**Requirement:** Scan the data below for the string "共通スキルリスト". Show every line where it turns up.

==========

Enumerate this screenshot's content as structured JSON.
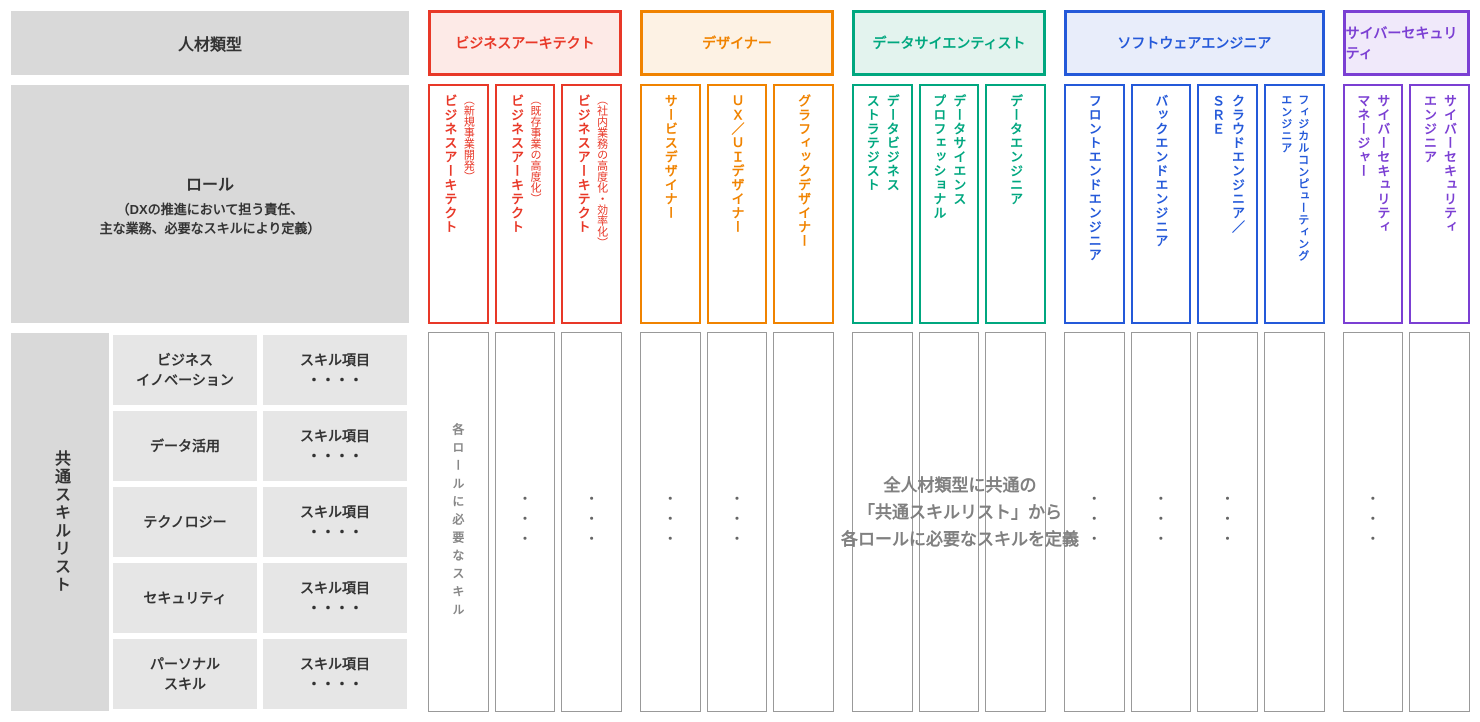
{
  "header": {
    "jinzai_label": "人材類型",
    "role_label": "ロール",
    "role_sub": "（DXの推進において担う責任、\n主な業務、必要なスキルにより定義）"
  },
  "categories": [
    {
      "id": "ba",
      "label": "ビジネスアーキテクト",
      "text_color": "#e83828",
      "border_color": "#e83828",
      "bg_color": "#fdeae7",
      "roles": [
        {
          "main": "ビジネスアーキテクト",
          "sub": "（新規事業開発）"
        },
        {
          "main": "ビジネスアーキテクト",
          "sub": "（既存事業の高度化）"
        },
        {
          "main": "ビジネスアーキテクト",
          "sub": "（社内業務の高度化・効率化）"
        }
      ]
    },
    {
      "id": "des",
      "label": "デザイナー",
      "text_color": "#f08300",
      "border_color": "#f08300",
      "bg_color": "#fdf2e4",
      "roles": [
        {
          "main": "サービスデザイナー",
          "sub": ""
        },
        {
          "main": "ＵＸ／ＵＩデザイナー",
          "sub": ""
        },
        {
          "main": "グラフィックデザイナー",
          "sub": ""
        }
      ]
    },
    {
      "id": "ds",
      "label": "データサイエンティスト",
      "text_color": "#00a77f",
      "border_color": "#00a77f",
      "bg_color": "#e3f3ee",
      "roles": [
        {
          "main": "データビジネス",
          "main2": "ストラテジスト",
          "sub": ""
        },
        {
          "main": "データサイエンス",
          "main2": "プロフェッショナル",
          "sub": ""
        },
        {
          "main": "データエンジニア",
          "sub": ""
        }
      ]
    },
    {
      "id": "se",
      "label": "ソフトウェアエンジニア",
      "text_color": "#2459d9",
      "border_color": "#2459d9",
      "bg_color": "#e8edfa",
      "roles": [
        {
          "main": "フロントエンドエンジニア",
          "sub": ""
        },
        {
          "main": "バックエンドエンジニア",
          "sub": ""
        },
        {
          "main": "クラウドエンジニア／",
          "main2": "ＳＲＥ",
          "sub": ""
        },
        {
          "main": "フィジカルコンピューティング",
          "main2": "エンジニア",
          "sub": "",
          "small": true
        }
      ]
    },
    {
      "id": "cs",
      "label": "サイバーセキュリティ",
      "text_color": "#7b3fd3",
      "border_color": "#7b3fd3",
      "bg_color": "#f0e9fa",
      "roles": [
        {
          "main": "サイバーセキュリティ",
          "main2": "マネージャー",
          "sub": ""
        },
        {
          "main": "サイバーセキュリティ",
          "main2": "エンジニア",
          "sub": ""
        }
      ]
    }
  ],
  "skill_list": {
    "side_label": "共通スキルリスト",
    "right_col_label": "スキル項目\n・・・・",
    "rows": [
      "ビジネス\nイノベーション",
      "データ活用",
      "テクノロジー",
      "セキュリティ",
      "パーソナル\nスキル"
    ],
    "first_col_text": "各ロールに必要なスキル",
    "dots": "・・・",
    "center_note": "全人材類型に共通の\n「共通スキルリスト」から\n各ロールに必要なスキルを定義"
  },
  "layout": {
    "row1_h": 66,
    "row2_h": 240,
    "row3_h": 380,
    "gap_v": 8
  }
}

==========

**Task result:**
    "side_label": "共通スキルリスト",
    "center_note": "全人材類型に共通の\n「共通スキルリスト」から\n各ロールに必要なスキルを定義"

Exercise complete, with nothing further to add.